--- Begin MATERIAL SUPPLIED ---

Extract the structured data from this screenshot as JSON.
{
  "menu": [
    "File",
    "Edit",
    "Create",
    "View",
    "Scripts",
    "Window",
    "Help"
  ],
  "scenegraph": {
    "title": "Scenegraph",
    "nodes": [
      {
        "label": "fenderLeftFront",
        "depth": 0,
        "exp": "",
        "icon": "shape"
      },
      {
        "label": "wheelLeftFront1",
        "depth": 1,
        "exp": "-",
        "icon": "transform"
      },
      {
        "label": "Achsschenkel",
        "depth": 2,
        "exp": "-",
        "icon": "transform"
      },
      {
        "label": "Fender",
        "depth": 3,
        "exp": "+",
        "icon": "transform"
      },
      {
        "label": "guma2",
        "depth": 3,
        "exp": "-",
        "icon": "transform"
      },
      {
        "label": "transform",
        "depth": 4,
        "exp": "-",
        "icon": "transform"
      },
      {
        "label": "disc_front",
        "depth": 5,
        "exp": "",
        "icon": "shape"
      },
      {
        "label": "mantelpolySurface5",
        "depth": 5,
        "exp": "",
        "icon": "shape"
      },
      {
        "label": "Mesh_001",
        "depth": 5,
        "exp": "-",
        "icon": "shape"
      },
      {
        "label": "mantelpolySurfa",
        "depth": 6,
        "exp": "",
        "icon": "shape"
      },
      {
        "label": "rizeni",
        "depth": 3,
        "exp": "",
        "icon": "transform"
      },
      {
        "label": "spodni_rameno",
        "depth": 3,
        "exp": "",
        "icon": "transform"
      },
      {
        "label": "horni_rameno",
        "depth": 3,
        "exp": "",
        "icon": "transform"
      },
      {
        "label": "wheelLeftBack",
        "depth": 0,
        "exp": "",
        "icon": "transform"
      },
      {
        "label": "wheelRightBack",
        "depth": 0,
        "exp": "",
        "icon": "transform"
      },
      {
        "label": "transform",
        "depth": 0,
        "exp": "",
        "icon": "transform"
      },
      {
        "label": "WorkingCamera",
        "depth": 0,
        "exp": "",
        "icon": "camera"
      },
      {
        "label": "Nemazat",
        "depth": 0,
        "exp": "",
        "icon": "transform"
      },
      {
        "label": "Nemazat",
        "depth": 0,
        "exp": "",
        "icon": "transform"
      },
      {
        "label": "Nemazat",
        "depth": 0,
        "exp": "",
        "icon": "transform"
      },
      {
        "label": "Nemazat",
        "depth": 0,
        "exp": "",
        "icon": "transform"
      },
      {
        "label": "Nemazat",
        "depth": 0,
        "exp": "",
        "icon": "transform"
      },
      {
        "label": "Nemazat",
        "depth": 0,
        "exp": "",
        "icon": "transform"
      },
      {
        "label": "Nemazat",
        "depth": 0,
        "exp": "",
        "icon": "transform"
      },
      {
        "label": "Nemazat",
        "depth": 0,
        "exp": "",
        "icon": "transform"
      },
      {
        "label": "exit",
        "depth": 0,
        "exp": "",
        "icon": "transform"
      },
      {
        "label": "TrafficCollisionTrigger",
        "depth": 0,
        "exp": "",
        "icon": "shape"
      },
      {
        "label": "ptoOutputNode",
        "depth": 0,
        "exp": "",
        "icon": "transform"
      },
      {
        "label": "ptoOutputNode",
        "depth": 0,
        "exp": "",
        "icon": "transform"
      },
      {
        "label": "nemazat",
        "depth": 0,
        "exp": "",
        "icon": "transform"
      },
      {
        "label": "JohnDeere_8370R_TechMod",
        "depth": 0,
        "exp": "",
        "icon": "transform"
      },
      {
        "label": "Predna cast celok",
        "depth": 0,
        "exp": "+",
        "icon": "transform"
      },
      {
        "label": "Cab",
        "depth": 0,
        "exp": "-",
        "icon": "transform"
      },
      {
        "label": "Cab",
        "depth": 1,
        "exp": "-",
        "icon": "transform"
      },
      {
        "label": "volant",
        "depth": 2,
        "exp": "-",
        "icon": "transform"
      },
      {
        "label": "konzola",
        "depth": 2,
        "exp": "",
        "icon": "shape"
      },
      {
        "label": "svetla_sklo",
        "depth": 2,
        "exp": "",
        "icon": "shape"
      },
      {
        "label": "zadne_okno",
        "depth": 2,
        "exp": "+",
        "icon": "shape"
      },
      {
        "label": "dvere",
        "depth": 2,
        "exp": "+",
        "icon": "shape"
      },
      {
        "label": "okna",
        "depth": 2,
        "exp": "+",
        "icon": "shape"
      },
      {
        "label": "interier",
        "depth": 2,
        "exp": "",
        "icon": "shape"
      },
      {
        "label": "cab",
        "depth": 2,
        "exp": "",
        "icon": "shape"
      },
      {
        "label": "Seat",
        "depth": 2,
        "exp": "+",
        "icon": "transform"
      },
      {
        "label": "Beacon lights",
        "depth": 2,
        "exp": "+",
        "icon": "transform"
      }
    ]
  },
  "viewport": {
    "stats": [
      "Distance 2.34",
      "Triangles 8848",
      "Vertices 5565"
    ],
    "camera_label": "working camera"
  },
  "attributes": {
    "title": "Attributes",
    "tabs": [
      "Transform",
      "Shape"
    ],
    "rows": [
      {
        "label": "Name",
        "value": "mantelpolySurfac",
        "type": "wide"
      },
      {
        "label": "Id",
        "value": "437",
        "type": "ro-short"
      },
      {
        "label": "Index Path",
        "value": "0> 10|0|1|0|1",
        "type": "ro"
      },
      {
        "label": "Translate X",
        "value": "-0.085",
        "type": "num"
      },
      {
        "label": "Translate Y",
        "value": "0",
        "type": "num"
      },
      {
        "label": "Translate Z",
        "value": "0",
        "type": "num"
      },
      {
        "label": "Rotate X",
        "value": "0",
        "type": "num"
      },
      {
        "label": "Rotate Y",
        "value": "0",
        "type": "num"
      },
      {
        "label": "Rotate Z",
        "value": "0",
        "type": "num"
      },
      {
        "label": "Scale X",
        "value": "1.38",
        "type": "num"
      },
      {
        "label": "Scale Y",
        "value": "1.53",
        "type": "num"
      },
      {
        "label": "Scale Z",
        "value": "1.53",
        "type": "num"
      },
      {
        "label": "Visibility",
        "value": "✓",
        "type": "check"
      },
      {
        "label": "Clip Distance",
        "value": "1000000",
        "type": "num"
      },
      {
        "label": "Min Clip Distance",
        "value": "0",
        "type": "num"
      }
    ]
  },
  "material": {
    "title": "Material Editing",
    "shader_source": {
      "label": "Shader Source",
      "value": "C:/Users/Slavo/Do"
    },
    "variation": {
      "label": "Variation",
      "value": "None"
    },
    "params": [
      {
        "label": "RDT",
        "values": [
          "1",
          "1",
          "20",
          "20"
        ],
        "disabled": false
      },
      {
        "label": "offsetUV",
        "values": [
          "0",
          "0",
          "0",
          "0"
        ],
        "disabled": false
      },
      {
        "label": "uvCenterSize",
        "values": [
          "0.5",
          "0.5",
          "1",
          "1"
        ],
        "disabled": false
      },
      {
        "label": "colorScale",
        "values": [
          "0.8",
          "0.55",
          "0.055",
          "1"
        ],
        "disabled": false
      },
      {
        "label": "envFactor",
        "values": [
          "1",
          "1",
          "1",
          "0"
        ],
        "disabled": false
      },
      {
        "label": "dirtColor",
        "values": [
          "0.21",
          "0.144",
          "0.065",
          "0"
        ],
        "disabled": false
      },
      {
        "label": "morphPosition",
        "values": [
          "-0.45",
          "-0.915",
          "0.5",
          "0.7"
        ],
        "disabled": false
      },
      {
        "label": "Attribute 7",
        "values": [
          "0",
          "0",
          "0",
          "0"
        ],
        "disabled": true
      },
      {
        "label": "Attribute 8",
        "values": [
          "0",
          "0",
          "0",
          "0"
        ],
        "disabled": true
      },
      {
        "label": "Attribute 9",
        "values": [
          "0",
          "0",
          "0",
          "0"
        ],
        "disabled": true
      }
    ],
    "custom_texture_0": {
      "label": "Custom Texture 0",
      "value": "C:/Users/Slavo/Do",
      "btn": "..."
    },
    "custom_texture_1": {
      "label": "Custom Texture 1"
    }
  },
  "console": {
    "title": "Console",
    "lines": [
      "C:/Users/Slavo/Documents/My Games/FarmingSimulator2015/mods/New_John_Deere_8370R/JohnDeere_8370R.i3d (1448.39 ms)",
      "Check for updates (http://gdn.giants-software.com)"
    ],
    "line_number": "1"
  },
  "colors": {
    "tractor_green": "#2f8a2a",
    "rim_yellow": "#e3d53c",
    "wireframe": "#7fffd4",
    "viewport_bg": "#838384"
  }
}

--- End MATERIAL SUPPLIED ---

WHAT IS REQUIRED: Look for the word "Distance" in every line of the listing and copy the lines that have it.

WORKED ANSWER:
      "Distance 2.34",
        "label": "Clip Distance",
        "label": "Min Clip Distance",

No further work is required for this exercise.